Stored records
—————

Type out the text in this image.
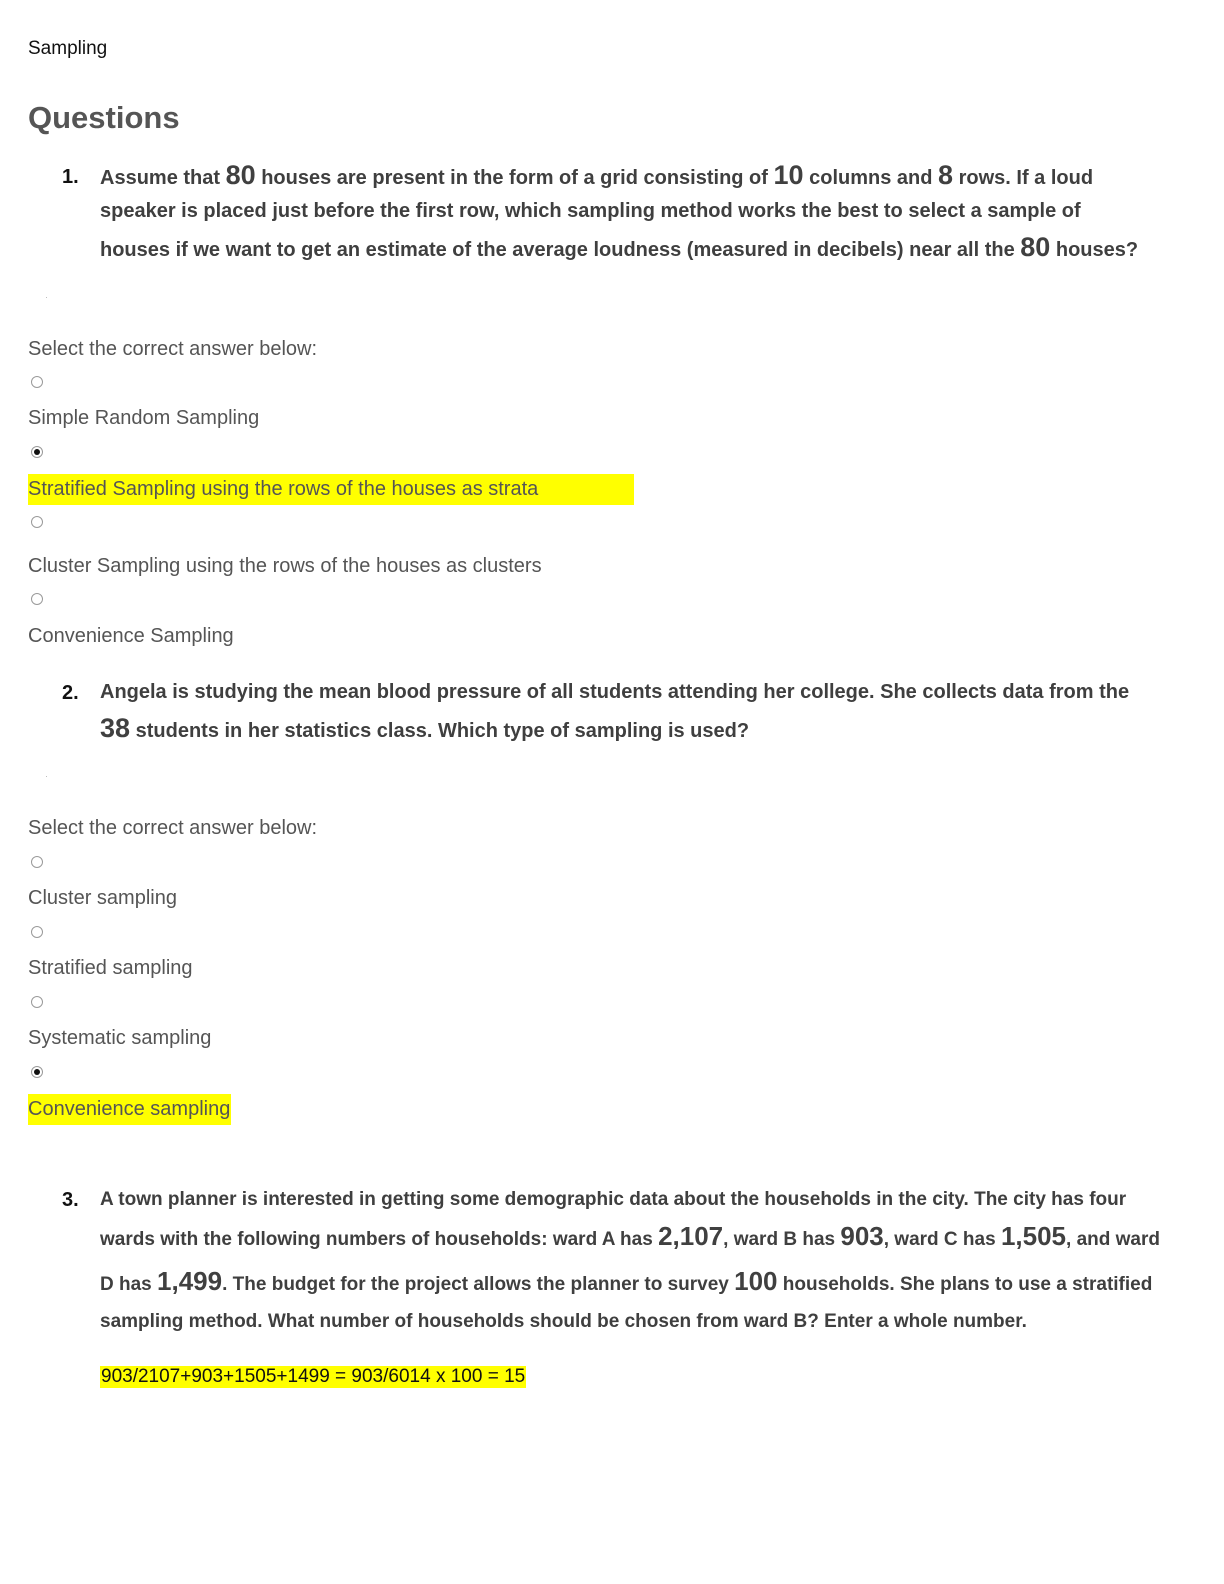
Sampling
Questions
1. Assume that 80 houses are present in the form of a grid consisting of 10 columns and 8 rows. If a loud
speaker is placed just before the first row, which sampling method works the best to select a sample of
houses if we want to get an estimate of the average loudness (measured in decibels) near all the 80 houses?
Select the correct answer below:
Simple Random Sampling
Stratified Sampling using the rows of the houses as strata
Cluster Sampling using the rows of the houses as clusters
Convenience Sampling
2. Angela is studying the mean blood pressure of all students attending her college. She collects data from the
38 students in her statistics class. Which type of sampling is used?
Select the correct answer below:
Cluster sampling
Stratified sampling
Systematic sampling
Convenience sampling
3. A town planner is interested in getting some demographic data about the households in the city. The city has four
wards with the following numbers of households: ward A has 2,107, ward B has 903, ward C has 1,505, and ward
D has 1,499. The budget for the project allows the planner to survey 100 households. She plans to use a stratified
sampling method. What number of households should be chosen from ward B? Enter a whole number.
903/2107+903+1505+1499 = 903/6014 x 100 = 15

—————

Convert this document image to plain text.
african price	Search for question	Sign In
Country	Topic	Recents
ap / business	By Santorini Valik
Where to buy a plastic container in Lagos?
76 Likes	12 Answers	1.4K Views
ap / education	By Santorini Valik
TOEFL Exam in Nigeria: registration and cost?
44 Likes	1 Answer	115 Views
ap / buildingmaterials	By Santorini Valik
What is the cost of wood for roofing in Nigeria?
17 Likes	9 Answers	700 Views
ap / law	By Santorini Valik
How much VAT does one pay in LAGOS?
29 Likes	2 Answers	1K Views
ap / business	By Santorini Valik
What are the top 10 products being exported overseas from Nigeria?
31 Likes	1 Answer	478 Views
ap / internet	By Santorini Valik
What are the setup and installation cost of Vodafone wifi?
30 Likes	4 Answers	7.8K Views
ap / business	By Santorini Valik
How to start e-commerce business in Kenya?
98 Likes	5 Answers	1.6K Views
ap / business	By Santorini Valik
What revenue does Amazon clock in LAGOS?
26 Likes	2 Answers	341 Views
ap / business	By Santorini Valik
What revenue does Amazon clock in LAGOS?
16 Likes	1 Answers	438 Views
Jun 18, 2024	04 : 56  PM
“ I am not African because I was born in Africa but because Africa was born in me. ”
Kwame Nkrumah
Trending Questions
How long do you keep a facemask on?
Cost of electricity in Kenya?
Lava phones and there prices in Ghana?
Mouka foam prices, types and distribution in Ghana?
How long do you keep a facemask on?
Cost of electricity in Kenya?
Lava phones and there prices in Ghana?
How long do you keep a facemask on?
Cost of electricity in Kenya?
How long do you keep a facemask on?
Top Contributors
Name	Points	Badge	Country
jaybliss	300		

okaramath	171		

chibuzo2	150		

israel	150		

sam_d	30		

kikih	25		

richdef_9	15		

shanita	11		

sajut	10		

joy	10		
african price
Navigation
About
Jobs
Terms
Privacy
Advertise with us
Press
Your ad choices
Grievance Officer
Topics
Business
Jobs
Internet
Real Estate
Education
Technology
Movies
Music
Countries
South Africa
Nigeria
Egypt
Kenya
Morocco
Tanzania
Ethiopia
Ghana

—————

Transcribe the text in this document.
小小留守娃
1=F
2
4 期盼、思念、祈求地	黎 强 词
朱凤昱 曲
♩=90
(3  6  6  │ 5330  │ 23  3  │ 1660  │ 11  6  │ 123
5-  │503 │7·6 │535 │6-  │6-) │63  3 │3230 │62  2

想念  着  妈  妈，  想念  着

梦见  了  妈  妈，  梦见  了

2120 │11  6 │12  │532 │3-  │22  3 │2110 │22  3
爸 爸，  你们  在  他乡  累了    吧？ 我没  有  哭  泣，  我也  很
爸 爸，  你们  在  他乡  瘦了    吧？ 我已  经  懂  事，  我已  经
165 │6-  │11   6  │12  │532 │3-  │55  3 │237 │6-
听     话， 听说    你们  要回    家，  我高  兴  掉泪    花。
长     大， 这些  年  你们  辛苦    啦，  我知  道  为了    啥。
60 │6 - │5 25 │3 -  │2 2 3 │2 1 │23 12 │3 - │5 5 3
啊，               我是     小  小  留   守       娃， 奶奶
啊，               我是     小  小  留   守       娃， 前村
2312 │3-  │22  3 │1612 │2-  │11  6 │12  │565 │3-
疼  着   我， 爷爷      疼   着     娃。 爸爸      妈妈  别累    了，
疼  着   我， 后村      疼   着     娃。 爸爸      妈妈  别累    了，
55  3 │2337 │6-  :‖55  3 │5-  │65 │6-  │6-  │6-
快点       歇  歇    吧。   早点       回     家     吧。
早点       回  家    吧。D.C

—————

> **Objective**
Copy out every line where the word "Cluster" occurs.

> **The response**
Cluster Sampling using the rows of the houses as clusters
Cluster sampling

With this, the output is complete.